- [PROBLEM TO WORK ON]
Some lines in the listing below may include the string "Arbitrum". How many are there? Give only the number.

Figure record listings

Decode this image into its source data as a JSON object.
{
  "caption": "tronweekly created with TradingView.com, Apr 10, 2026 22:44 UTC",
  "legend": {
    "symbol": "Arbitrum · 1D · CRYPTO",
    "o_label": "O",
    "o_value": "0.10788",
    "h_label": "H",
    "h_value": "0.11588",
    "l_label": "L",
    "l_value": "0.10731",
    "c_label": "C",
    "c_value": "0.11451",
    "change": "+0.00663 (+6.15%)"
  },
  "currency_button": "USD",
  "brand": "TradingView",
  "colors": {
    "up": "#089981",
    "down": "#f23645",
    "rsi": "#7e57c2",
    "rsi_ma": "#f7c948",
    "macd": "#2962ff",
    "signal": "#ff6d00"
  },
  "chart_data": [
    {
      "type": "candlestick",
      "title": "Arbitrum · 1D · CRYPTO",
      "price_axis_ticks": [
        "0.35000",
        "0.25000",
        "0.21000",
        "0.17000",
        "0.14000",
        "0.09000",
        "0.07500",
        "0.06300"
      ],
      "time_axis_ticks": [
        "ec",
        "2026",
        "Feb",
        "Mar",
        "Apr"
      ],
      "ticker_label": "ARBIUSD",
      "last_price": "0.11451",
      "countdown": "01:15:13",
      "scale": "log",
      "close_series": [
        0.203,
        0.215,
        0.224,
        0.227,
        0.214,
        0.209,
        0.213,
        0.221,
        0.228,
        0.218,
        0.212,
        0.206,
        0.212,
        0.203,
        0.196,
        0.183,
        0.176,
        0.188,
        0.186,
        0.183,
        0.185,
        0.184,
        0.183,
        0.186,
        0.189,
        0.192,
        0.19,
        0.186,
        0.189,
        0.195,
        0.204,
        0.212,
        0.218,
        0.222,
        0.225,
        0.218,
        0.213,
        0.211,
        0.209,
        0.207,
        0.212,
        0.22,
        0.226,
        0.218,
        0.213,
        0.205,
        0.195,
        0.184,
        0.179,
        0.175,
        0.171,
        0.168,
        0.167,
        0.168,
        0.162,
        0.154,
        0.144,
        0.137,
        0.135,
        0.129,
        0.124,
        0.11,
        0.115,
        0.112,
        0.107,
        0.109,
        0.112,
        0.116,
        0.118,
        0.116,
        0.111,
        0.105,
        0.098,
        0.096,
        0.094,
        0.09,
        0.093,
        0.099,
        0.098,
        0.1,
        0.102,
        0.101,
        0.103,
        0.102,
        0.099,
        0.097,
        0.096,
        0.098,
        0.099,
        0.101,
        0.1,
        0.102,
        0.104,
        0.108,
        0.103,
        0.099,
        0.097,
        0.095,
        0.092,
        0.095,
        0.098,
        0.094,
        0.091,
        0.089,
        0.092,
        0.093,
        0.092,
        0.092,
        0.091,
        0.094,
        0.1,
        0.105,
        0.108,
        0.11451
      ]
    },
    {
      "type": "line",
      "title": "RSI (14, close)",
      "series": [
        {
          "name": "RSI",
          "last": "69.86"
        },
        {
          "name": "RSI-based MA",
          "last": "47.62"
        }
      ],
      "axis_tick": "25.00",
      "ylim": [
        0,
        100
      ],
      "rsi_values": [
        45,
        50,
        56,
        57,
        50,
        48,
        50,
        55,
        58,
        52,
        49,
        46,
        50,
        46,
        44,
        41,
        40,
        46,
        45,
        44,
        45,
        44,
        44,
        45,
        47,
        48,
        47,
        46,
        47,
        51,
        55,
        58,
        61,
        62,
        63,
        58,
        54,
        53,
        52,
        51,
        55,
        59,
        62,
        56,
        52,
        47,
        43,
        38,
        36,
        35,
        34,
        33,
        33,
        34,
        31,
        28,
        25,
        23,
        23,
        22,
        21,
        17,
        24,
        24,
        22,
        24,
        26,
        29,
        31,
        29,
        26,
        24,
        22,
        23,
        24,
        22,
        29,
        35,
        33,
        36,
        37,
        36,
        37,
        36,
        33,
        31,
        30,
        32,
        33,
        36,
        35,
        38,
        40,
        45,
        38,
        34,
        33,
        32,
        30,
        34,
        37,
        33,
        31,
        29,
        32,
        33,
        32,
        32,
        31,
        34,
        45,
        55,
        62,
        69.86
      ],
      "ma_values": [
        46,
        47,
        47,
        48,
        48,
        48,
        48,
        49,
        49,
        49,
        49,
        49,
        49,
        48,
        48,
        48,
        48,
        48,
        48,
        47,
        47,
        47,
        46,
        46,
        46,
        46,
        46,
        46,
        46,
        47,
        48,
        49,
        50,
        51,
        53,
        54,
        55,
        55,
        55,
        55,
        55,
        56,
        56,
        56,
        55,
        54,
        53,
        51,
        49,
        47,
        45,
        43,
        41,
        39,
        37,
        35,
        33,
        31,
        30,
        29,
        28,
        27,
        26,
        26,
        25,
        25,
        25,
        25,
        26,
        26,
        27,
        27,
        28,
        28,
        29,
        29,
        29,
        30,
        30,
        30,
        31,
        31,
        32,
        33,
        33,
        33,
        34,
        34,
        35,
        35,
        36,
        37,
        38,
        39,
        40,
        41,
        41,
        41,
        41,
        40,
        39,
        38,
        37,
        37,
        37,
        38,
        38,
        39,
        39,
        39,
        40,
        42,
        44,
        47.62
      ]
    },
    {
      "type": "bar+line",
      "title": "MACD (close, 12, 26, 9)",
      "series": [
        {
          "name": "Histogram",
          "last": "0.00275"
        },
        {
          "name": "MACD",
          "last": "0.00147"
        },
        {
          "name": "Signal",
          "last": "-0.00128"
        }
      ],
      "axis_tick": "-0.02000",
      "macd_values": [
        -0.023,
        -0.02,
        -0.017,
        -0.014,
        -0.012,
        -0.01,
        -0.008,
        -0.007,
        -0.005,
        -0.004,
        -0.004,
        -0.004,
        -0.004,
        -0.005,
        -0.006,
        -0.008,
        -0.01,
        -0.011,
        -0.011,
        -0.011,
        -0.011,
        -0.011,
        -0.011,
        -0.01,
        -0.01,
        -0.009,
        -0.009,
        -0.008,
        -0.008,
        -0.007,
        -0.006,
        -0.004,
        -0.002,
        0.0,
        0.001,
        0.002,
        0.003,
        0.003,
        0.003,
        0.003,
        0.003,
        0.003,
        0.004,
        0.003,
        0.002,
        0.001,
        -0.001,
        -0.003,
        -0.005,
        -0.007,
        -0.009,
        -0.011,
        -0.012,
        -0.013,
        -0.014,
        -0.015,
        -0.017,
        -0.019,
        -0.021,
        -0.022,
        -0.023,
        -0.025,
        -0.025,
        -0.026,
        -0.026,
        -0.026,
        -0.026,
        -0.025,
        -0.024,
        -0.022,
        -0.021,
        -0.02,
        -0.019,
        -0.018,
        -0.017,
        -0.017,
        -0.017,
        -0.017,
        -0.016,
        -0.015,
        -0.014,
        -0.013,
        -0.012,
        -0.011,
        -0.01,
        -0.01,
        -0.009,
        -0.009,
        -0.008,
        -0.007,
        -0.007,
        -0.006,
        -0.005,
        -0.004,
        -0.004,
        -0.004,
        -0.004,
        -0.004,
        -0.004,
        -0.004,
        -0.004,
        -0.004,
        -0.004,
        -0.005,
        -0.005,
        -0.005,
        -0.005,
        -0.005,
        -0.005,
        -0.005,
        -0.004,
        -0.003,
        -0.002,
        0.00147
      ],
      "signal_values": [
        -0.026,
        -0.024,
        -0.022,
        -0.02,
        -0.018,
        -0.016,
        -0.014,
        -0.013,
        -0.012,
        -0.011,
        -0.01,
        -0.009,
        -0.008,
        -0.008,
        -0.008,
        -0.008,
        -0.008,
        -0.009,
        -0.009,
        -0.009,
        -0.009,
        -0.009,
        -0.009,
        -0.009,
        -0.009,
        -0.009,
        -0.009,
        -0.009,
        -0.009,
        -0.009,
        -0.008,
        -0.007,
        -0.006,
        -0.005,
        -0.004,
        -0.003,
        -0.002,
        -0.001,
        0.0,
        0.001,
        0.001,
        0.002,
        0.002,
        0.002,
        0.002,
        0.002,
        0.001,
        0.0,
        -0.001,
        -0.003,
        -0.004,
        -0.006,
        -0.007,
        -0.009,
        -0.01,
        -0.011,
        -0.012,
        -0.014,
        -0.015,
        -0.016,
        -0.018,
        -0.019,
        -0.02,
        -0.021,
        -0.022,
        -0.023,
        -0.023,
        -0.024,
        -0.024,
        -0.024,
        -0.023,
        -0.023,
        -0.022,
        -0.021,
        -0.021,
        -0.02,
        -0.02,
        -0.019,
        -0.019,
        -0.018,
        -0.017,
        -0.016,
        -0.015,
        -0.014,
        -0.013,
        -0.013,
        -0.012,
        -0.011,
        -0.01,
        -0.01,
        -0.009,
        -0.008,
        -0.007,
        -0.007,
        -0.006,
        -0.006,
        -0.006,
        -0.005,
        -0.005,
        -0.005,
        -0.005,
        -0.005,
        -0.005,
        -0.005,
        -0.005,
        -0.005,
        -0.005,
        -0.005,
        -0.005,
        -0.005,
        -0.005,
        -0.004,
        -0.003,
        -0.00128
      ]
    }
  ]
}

- [SOLUTION TO THIS EXERCISE]
2